------ SUPPLIED MATERIAL ------

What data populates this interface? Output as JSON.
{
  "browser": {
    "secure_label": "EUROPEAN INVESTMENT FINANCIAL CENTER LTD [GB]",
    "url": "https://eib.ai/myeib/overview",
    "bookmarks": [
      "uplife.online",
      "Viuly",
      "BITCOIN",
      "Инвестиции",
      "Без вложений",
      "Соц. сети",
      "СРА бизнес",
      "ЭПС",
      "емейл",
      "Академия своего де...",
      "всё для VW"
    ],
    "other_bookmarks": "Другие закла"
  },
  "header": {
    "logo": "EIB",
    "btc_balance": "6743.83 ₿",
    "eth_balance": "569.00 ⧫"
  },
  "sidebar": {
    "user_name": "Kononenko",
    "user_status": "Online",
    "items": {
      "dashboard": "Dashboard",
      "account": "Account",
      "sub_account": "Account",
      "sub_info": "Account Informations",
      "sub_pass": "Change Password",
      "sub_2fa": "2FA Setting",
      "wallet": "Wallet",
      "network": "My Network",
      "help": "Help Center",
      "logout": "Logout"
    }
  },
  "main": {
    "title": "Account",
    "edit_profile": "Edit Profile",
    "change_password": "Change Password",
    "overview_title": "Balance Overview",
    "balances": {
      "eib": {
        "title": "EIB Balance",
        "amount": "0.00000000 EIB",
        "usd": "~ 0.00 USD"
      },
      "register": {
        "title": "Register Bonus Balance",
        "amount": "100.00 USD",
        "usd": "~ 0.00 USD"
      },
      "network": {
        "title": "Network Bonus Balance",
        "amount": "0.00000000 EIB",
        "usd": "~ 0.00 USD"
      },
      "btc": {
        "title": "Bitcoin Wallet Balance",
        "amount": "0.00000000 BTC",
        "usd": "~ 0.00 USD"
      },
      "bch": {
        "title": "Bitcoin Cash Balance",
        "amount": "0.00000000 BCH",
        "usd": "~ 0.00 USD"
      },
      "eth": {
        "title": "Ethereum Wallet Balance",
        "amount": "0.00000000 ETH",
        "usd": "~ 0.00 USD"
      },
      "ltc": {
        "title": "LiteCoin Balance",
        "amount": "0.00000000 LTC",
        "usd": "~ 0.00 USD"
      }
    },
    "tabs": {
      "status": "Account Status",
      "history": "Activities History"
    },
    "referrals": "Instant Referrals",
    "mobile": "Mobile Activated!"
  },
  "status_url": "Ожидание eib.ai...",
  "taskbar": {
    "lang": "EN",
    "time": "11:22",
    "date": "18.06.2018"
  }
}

------

- SET TASK -
From the records above, extract every entry verbatim.

- RESPONSE TO THE TASK -
What data populates this interface? Output as JSON.
{
  "browser": {
    "secure_label": "EUROPEAN INVESTMENT FINANCIAL CENTER LTD [GB]",
    "url": "https://eib.ai/myeib/overview",
    "bookmarks": [
      "uplife.online",
      "Viuly",
      "BITCOIN",
      "Инвестиции",
      "Без вложений",
      "Соц. сети",
      "СРА бизнес",
      "ЭПС",
      "емейл",
      "Академия своего де...",
      "всё для VW"
    ],
    "other_bookmarks": "Другие закла"
  },
  "header": {
    "logo": "EIB",
    "btc_balance": "6743.83 ₿",
    "eth_balance": "569.00 ⧫"
  },
  "sidebar": {
    "user_name": "Kononenko",
    "user_status": "Online",
    "items": {
      "dashboard": "Dashboard",
      "account": "Account",
      "sub_account": "Account",
      "sub_info": "Account Informations",
      "sub_pass": "Change Password",
      "sub_2fa": "2FA Setting",
      "wallet": "Wallet",
      "network": "My Network",
      "help": "Help Center",
      "logout": "Logout"
    }
  },
  "main": {
    "title": "Account",
    "edit_profile": "Edit Profile",
    "change_password": "Change Password",
    "overview_title": "Balance Overview",
    "balances": {
      "eib": {
        "title": "EIB Balance",
        "amount": "0.00000000 EIB",
        "usd": "~ 0.00 USD"
      },
      "register": {
        "title": "Register Bonus Balance",
        "amount": "100.00 USD",
        "usd": "~ 0.00 USD"
      },
      "network": {
        "title": "Network Bonus Balance",
        "amount": "0.00000000 EIB",
        "usd": "~ 0.00 USD"
      },
      "btc": {
        "title": "Bitcoin Wallet Balance",
        "amount": "0.00000000 BTC",
        "usd": "~ 0.00 USD"
      },
      "bch": {
        "title": "Bitcoin Cash Balance",
        "amount": "0.00000000 BCH",
        "usd": "~ 0.00 USD"
      },
      "eth": {
        "title": "Ethereum Wallet Balance",
        "amount": "0.00000000 ETH",
        "usd": "~ 0.00 USD"
      },
      "ltc": {
        "title": "LiteCoin Balance",
        "amount": "0.00000000 LTC",
        "usd": "~ 0.00 USD"
      }
    },
    "tabs": {
      "status": "Account Status",
      "history": "Activities History"
    },
    "referrals": "Instant Referrals",
    "mobile": "Mobile Activated!"
  },
  "status_url": "Ожидание eib.ai...",
  "taskbar": {
    "lang": "EN",
    "time": "11:22",
    "date": "18.06.2018"
  }
}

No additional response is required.